▶ Task instructions:
Work out how many lines contain "dashed". Reply with the count alone.

▶ Task input:
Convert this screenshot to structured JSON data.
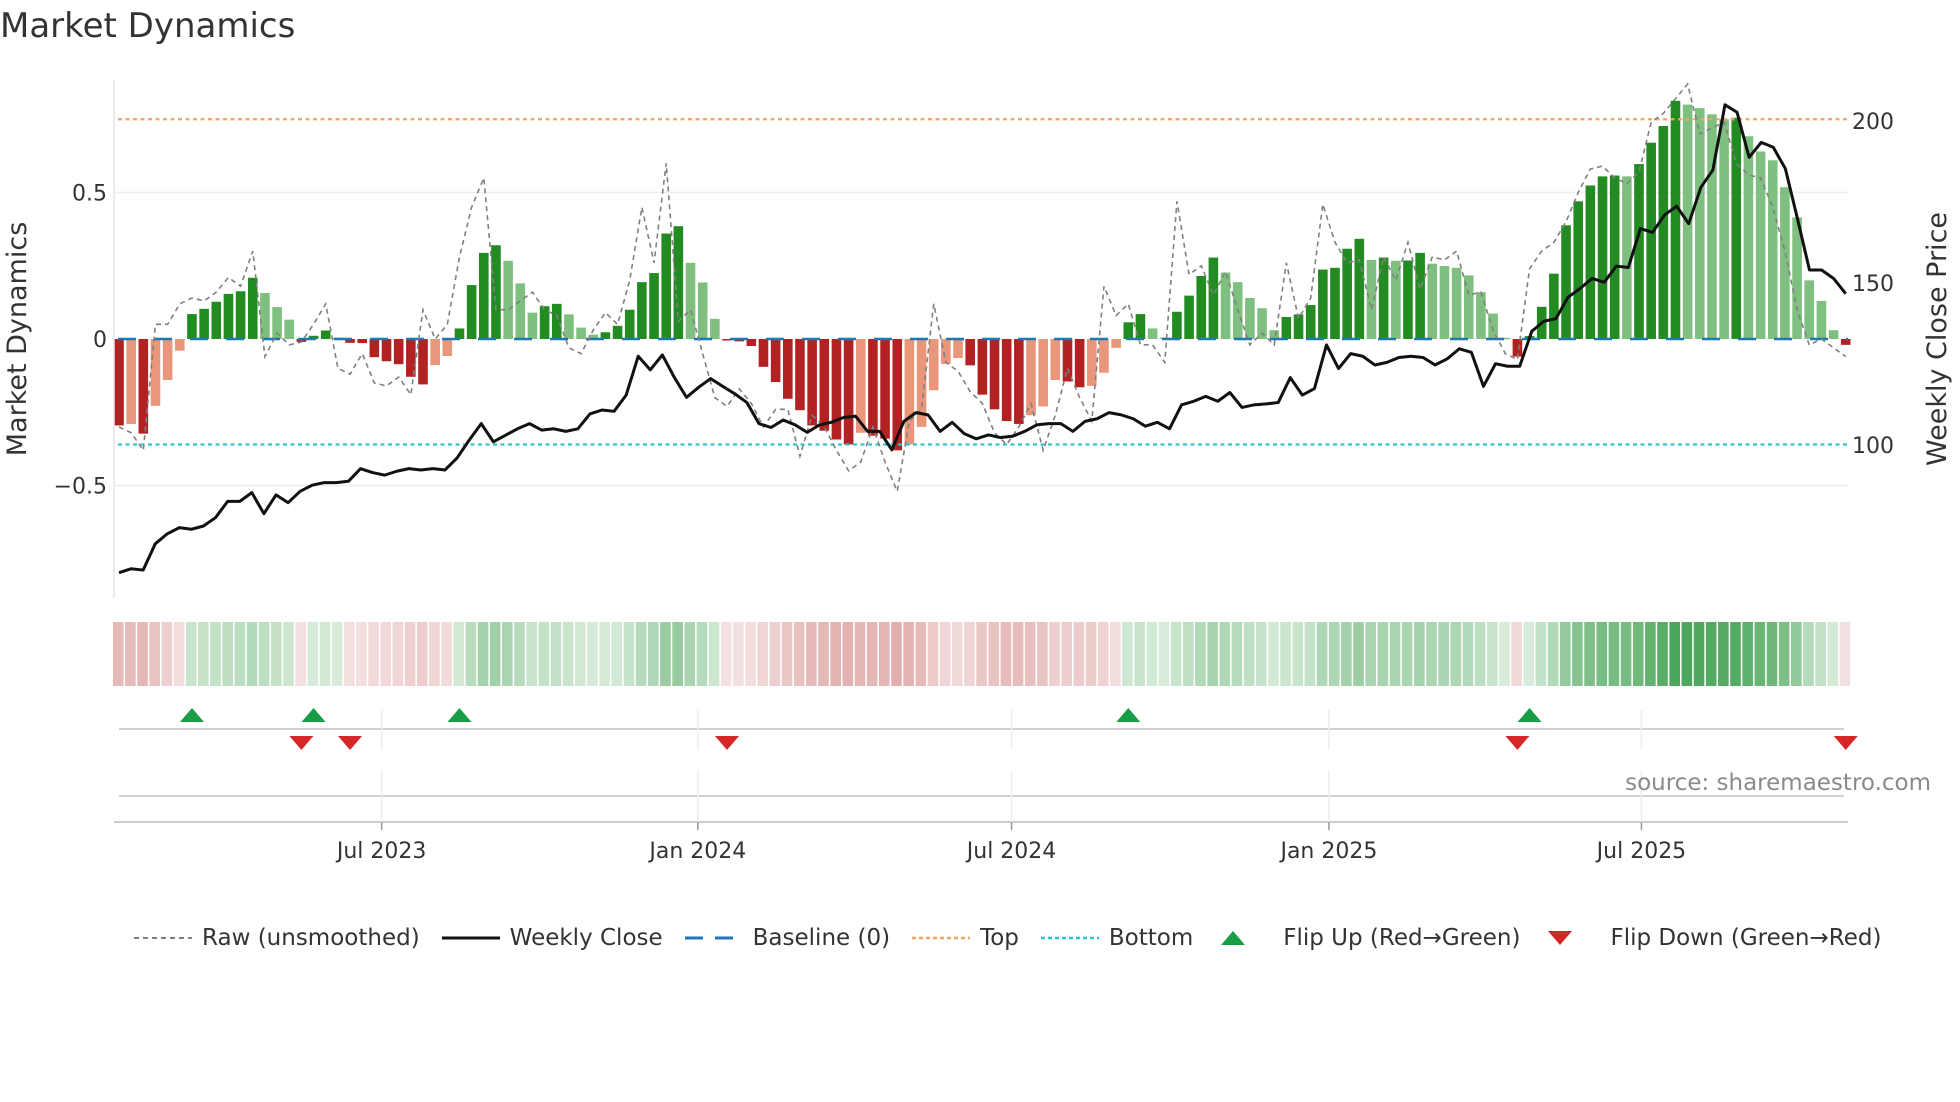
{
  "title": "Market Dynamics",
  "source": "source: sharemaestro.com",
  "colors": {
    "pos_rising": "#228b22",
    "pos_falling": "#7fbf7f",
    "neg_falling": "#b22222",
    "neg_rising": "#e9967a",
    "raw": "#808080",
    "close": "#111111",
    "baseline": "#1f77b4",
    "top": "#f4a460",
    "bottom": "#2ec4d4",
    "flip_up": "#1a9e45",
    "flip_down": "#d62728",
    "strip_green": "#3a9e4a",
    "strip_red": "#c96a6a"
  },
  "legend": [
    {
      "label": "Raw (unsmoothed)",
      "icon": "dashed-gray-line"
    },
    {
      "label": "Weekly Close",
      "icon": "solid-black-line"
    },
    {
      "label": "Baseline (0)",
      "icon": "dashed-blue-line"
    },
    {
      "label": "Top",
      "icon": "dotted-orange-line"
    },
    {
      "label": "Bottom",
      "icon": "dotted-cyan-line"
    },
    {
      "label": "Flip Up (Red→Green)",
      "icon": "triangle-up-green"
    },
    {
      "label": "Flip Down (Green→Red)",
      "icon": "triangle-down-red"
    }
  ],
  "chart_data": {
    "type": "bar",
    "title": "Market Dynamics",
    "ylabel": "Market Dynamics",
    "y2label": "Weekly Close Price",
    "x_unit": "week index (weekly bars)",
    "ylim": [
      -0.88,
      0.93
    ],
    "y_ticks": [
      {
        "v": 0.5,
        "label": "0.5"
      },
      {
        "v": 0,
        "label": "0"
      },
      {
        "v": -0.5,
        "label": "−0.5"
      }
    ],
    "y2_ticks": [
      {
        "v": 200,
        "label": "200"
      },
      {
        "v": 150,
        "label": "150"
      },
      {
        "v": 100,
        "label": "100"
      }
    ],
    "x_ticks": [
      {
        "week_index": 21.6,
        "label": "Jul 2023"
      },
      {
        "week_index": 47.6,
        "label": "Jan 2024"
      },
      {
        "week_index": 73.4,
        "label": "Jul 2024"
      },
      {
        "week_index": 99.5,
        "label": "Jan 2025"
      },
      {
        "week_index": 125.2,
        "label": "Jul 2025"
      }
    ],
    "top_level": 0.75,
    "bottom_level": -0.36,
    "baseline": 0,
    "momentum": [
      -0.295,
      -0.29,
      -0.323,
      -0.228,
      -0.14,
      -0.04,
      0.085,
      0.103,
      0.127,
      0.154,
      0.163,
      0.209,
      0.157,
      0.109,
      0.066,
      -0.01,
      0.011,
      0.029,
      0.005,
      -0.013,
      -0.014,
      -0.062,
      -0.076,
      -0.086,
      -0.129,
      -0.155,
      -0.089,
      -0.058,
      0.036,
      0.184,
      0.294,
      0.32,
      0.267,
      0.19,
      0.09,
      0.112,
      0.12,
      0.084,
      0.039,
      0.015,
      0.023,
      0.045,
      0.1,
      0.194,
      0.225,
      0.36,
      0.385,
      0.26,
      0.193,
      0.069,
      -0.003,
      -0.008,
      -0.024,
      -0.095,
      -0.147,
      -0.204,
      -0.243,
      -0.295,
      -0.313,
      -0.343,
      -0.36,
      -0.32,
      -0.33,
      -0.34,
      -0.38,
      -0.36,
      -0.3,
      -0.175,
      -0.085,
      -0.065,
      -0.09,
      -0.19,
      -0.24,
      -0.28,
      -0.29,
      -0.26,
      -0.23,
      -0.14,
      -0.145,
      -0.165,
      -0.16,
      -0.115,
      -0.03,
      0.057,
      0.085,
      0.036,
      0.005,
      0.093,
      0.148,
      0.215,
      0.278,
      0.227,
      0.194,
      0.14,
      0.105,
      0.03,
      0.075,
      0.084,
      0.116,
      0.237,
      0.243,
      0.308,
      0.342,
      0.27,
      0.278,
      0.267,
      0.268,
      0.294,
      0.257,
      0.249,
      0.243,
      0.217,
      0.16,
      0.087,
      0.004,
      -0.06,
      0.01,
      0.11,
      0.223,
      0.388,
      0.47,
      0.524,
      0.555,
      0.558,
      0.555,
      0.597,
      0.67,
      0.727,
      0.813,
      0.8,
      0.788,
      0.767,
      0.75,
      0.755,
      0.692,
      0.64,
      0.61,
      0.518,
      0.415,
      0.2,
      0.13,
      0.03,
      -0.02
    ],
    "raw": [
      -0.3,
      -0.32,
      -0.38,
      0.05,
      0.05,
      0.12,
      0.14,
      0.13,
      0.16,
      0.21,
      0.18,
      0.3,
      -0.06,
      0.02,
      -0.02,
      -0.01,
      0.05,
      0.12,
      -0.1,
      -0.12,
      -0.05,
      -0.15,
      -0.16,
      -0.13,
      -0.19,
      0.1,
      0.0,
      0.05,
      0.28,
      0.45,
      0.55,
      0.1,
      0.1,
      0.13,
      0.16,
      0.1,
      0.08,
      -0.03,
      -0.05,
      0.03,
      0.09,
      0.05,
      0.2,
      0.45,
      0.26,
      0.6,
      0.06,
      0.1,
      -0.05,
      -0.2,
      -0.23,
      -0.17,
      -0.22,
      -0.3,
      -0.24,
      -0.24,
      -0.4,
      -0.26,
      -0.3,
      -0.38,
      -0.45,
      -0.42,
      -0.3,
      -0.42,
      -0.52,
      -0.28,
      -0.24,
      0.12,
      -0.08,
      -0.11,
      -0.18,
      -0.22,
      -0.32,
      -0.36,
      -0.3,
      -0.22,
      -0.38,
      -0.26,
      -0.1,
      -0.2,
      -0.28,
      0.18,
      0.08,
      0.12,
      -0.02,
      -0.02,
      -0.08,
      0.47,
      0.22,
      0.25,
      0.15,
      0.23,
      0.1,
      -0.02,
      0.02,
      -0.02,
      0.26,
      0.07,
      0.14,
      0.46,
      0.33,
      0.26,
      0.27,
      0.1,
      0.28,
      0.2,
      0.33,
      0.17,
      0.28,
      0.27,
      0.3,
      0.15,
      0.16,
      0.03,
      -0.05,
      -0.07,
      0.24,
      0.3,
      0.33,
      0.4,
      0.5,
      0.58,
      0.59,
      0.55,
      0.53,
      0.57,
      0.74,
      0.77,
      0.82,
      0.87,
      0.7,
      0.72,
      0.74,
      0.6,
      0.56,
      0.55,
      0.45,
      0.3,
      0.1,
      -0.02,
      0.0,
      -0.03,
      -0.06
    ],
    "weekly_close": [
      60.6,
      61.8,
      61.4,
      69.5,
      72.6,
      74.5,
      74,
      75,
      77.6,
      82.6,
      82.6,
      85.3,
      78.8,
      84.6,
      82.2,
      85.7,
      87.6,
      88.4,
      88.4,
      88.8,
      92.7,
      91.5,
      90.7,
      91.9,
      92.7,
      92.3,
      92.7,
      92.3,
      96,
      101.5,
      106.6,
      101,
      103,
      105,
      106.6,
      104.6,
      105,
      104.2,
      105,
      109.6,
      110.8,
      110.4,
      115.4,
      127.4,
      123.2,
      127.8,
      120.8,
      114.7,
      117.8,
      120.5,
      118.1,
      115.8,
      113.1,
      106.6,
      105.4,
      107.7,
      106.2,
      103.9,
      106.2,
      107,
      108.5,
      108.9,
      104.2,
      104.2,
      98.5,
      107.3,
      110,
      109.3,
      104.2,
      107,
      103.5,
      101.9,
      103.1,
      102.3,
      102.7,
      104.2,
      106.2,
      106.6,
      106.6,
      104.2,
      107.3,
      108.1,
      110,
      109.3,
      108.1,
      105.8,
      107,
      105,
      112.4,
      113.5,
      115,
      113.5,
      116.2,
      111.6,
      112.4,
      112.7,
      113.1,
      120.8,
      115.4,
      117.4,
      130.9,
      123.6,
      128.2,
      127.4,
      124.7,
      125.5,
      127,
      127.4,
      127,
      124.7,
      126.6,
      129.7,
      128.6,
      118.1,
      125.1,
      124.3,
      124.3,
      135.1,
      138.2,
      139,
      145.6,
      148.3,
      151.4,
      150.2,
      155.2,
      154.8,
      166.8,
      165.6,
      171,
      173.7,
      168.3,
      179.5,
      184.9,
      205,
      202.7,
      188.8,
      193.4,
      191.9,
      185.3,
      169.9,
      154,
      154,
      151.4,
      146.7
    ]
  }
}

▶ Result of this task:
2